INSTRUCTIONS TO FOLLOW:
Reproduce every entry below precisely. Pictures are excluded from the copy.

<<<<

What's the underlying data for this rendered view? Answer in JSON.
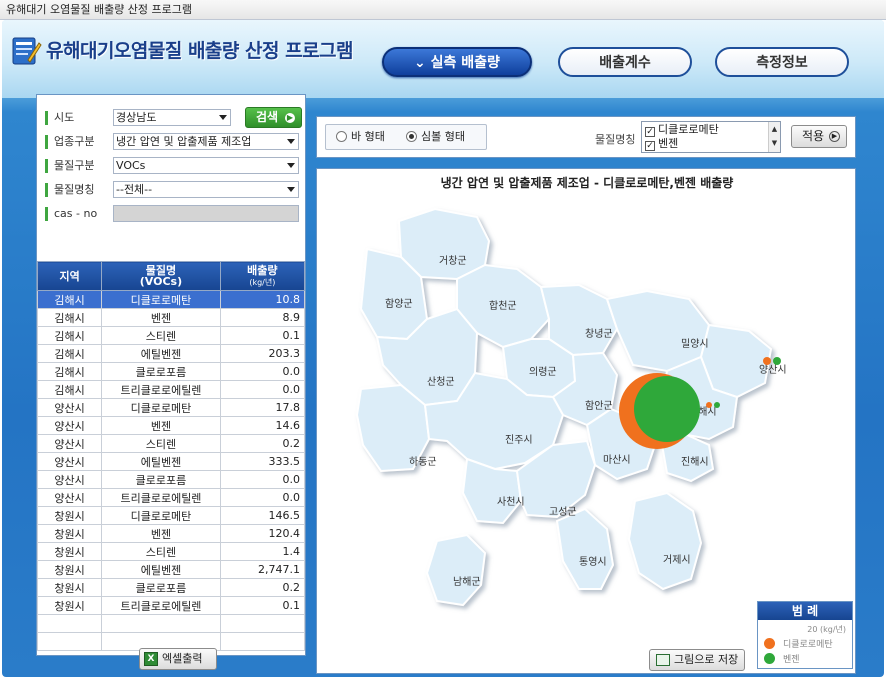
{
  "window": {
    "title": "유해대기 오염물질 배출량 산정 프로그램"
  },
  "app": {
    "title": "유해대기오염물질 배출량 산정 프로그램"
  },
  "nav": {
    "emission_label": "⌄ 실측 배출량",
    "factor_label": "배출계수",
    "measure_label": "측정정보"
  },
  "filters": {
    "sido_label": "시도",
    "sido_value": "경상남도",
    "search_label": "검색",
    "industry_label": "업종구분",
    "industry_value": "냉간 압연 및 압출제품 제조업",
    "substance_type_label": "물질구분",
    "substance_type_value": "VOCs",
    "substance_name_label": "물질명칭",
    "substance_name_value": "--전체--",
    "cas_label": "cas - no",
    "cas_value": ""
  },
  "table": {
    "headers": {
      "region": "지역",
      "substance": "물질명",
      "substance_sub": "(VOCs)",
      "emission": "배출량",
      "emission_unit": "(kg/년)"
    },
    "rows": [
      {
        "region": "김해시",
        "substance": "디클로로메탄",
        "value": "10.8"
      },
      {
        "region": "김해시",
        "substance": "벤젠",
        "value": "8.9"
      },
      {
        "region": "김해시",
        "substance": "스티렌",
        "value": "0.1"
      },
      {
        "region": "김해시",
        "substance": "에틸벤젠",
        "value": "203.3"
      },
      {
        "region": "김해시",
        "substance": "클로로포름",
        "value": "0.0"
      },
      {
        "region": "김해시",
        "substance": "트리클로로에틸렌",
        "value": "0.0"
      },
      {
        "region": "양산시",
        "substance": "디클로로메탄",
        "value": "17.8"
      },
      {
        "region": "양산시",
        "substance": "벤젠",
        "value": "14.6"
      },
      {
        "region": "양산시",
        "substance": "스티렌",
        "value": "0.2"
      },
      {
        "region": "양산시",
        "substance": "에틸벤젠",
        "value": "333.5"
      },
      {
        "region": "양산시",
        "substance": "클로로포름",
        "value": "0.0"
      },
      {
        "region": "양산시",
        "substance": "트리클로로에틸렌",
        "value": "0.0"
      },
      {
        "region": "창원시",
        "substance": "디클로로메탄",
        "value": "146.5"
      },
      {
        "region": "창원시",
        "substance": "벤젠",
        "value": "120.4"
      },
      {
        "region": "창원시",
        "substance": "스티렌",
        "value": "1.4"
      },
      {
        "region": "창원시",
        "substance": "에틸벤젠",
        "value": "2,747.1"
      },
      {
        "region": "창원시",
        "substance": "클로로포름",
        "value": "0.2"
      },
      {
        "region": "창원시",
        "substance": "트리클로로에틸렌",
        "value": "0.1"
      }
    ]
  },
  "excel_label": "엑셀출력",
  "options": {
    "bar_label": "바 형태",
    "symbol_label": "심볼 형태",
    "substance_label": "물질명칭",
    "substances": [
      "디클로로메탄",
      "벤젠"
    ],
    "apply_label": "적용"
  },
  "map": {
    "title": "냉간 압연 및 압출제품 제조업 - 디클로로메탄,벤젠 배출량",
    "regions": [
      "거창군",
      "함양군",
      "합천군",
      "창녕군",
      "밀양시",
      "양산시",
      "산청군",
      "의령군",
      "함안군",
      "김해시",
      "하동군",
      "진주시",
      "마산시",
      "진해시",
      "사천시",
      "고성군",
      "통영시",
      "거제시",
      "남해군"
    ],
    "legend_title": "범 례",
    "legend_unit": "20 (kg/년)",
    "legend_items": [
      {
        "name": "디클로로메탄",
        "color": "#f0711e"
      },
      {
        "name": "벤젠",
        "color": "#2fa83a"
      }
    ],
    "save_label": "그림으로 저장"
  }
}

>>>>

OUTPUT OF THE TASK:
What's the underlying data for this rendered view? Answer in JSON.
{
  "window": {
    "title": "유해대기 오염물질 배출량 산정 프로그램"
  },
  "app": {
    "title": "유해대기오염물질 배출량 산정 프로그램"
  },
  "nav": {
    "emission_label": "⌄ 실측 배출량",
    "factor_label": "배출계수",
    "measure_label": "측정정보"
  },
  "filters": {
    "sido_label": "시도",
    "sido_value": "경상남도",
    "search_label": "검색",
    "industry_label": "업종구분",
    "industry_value": "냉간 압연 및 압출제품 제조업",
    "substance_type_label": "물질구분",
    "substance_type_value": "VOCs",
    "substance_name_label": "물질명칭",
    "substance_name_value": "--전체--",
    "cas_label": "cas - no",
    "cas_value": ""
  },
  "table": {
    "headers": {
      "region": "지역",
      "substance": "물질명",
      "substance_sub": "(VOCs)",
      "emission": "배출량",
      "emission_unit": "(kg/년)"
    },
    "rows": [
      {
        "region": "김해시",
        "substance": "디클로로메탄",
        "value": "10.8"
      },
      {
        "region": "김해시",
        "substance": "벤젠",
        "value": "8.9"
      },
      {
        "region": "김해시",
        "substance": "스티렌",
        "value": "0.1"
      },
      {
        "region": "김해시",
        "substance": "에틸벤젠",
        "value": "203.3"
      },
      {
        "region": "김해시",
        "substance": "클로로포름",
        "value": "0.0"
      },
      {
        "region": "김해시",
        "substance": "트리클로로에틸렌",
        "value": "0.0"
      },
      {
        "region": "양산시",
        "substance": "디클로로메탄",
        "value": "17.8"
      },
      {
        "region": "양산시",
        "substance": "벤젠",
        "value": "14.6"
      },
      {
        "region": "양산시",
        "substance": "스티렌",
        "value": "0.2"
      },
      {
        "region": "양산시",
        "substance": "에틸벤젠",
        "value": "333.5"
      },
      {
        "region": "양산시",
        "substance": "클로로포름",
        "value": "0.0"
      },
      {
        "region": "양산시",
        "substance": "트리클로로에틸렌",
        "value": "0.0"
      },
      {
        "region": "창원시",
        "substance": "디클로로메탄",
        "value": "146.5"
      },
      {
        "region": "창원시",
        "substance": "벤젠",
        "value": "120.4"
      },
      {
        "region": "창원시",
        "substance": "스티렌",
        "value": "1.4"
      },
      {
        "region": "창원시",
        "substance": "에틸벤젠",
        "value": "2,747.1"
      },
      {
        "region": "창원시",
        "substance": "클로로포름",
        "value": "0.2"
      },
      {
        "region": "창원시",
        "substance": "트리클로로에틸렌",
        "value": "0.1"
      }
    ]
  },
  "excel_label": "엑셀출력",
  "options": {
    "bar_label": "바 형태",
    "symbol_label": "심볼 형태",
    "substance_label": "물질명칭",
    "substances": [
      "디클로로메탄",
      "벤젠"
    ],
    "apply_label": "적용"
  },
  "map": {
    "title": "냉간 압연 및 압출제품 제조업 - 디클로로메탄,벤젠 배출량",
    "regions": [
      "거창군",
      "함양군",
      "합천군",
      "창녕군",
      "밀양시",
      "양산시",
      "산청군",
      "의령군",
      "함안군",
      "김해시",
      "하동군",
      "진주시",
      "마산시",
      "진해시",
      "사천시",
      "고성군",
      "통영시",
      "거제시",
      "남해군"
    ],
    "legend_title": "범 례",
    "legend_unit": "20 (kg/년)",
    "legend_items": [
      {
        "name": "디클로로메탄",
        "color": "#f0711e"
      },
      {
        "name": "벤젠",
        "color": "#2fa83a"
      }
    ],
    "save_label": "그림으로 저장"
  }
}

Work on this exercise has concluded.